▶ **Aim**
Answer these from the article on Canada's startup data platform, one answer per line:
1. For how many years will Canadian incubators and accelerators get free access to the platform?
2. Through what body is the federal government supporting the deal?
3. What three conditions does Dan Breznitz say a data set on Canada's innovation system should meet to be valuable?

▶ **Extract**
A new partnership between Wilfrid Laurier University and a financial data startup is aiming to create a single, standardized data set about Canada's startup ecosystem.

The deal, between WLU's Lazaridis Institute, an accelerator program focused on "scale-up" companies, and Toronto-based software company Hockeystick will give every startup incubator and accelerator in Canada free access to this "national scale-up data platform" for five years.

"By tracking data across every incubator and accelerator, this nationwide platform will give us a normalized data over the longer term," says Steve Bailey, the director of operations at the Lazaridis Institute. "So, for the first time, we will have comprehensive data that allows us to better understand why startups succeed and fail."

The seven-figure deal, announced on April 27, is being supported by the federal government through FedDev Ontario. While the dollar value of the deal between Hockeystick and Lazaridis Institute isn't being disclosed, the federal funding is part of a larger grant, also announced on Thursday, that will allow the Lazaridis Institute do more analysis on the data and support other program activities.

The lack of data on Canada's startup ecosystem is a major problem, says Dan Breznitz, the co-director of the Innovation Policy Lab and the Munk Chair of Innovation Studies at the University of Toronto's Munk School of Global Affairs. "On anything that has to do with innovation policy, and I would actually say a lot of other growth policies, we have horrible data in Canada," Mr. Breznitz says.

Gathering more data on accelerators and incubators is a good step, he says.

"We do, in Canada, have an extremely large number of those various kinds of incubation and acceleration programs and it is very unclear what happens there, so more data about that would be extremely helpful," he says.

Still, Mr. Breznitz says he has some caveats – if a data set on Canada's innovation system is going to be valuable it should be complete; publicly available; and it needs to be regularly updated, instead of consisting of snapshots.

While it's too early to say if Hockeystick will meet those conditions, the platform is intended to be as complete and up to date as possible. While it will be freely available to some stakeholders, like startup accelerators and incubators, others will have to pay to access the data.

▶ **Record extracts**
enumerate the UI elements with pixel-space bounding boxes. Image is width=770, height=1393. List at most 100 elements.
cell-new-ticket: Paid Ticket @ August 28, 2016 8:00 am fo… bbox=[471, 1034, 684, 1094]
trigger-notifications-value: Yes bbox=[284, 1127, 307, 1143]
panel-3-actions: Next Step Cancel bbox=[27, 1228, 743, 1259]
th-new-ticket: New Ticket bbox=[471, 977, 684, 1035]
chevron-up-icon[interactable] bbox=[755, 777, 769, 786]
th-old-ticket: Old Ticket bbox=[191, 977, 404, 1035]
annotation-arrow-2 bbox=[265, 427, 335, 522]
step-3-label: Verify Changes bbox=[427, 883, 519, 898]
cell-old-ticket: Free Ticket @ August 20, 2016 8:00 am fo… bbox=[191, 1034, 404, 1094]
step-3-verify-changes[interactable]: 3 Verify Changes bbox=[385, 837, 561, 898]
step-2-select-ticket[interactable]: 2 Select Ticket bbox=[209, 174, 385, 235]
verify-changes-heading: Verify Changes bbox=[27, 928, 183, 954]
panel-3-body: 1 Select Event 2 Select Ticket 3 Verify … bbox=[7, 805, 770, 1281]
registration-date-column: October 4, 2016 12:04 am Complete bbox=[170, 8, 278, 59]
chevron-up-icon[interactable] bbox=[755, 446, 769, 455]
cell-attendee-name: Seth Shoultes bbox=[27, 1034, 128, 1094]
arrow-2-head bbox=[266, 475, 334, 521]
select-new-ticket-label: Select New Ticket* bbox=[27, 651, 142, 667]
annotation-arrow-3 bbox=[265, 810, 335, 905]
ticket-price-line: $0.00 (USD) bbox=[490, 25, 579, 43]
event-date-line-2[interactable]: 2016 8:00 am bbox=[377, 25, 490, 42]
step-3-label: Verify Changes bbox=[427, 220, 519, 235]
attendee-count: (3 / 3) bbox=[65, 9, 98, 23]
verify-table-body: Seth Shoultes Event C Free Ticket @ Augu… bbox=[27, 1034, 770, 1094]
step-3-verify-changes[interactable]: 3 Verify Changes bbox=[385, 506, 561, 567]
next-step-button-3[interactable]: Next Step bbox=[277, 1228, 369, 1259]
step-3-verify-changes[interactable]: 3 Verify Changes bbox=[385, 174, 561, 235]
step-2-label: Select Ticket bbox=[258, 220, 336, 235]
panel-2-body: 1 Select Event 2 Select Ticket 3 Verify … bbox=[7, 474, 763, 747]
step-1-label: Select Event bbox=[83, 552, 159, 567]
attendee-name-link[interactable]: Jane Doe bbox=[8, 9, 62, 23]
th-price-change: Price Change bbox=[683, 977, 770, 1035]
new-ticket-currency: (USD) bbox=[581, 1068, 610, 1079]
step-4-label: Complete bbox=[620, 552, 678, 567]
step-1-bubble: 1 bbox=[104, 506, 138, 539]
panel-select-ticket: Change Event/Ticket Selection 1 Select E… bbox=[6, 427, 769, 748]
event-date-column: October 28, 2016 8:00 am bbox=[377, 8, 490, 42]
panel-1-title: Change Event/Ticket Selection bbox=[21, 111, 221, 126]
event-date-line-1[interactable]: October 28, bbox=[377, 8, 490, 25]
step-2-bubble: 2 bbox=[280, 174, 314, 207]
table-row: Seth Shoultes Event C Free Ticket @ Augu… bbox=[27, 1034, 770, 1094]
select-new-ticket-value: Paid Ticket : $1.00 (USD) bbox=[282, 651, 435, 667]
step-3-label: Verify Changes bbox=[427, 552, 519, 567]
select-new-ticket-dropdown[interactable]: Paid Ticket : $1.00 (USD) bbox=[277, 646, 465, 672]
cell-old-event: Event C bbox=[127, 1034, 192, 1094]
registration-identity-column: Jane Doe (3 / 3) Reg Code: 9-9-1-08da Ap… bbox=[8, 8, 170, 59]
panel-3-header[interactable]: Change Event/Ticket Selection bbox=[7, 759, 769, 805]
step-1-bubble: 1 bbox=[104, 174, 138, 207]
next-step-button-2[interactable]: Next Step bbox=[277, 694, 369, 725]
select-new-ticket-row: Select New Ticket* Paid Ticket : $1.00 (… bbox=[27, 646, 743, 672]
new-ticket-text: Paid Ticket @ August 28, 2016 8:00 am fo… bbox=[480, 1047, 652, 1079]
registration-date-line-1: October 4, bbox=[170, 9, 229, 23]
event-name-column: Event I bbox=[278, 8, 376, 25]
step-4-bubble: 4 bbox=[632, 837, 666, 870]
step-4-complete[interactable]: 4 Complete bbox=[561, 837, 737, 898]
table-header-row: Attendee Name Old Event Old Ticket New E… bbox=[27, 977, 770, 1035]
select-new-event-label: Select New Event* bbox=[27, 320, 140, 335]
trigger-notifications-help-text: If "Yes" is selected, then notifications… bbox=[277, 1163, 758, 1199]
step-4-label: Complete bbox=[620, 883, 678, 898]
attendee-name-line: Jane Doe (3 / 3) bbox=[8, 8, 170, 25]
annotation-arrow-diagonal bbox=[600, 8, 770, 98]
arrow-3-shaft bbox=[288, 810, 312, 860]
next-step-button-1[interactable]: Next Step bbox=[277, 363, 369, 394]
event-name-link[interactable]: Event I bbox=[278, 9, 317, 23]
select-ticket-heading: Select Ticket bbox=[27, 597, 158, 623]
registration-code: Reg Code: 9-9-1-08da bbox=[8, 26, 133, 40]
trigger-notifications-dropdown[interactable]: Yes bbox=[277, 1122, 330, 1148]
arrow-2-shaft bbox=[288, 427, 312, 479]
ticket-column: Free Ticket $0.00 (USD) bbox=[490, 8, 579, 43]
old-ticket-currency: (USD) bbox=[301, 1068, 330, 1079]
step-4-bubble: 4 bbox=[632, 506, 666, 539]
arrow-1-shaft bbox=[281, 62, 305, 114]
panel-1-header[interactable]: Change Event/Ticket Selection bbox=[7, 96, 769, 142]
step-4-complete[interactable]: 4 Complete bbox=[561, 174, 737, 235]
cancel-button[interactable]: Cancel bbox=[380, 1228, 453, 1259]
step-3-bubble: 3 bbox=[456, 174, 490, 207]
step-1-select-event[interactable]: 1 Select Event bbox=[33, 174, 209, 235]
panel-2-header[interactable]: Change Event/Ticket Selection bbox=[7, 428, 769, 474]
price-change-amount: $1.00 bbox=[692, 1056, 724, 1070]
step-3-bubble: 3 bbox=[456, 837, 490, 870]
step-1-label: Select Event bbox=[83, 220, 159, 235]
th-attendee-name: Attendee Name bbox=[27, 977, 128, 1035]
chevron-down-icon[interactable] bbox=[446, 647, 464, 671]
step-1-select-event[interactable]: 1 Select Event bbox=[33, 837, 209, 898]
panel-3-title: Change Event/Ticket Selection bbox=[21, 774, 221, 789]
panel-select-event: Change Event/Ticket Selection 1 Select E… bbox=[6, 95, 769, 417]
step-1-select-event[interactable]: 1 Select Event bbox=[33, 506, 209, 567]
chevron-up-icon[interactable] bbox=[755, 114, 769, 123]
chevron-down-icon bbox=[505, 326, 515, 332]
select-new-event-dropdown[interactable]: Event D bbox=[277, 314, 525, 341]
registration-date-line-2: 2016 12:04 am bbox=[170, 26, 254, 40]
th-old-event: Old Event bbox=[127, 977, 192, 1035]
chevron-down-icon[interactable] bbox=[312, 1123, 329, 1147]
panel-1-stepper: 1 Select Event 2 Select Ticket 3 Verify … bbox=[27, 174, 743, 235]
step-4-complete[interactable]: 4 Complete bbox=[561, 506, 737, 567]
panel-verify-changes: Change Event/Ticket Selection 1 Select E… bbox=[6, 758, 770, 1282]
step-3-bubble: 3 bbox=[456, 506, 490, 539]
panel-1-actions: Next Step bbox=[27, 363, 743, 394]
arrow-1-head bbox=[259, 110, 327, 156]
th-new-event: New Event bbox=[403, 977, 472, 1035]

▶ **Problem solution**
1. Five years.
2. FedDev Ontario.
3. It should be complete, publicly available, and regularly updated.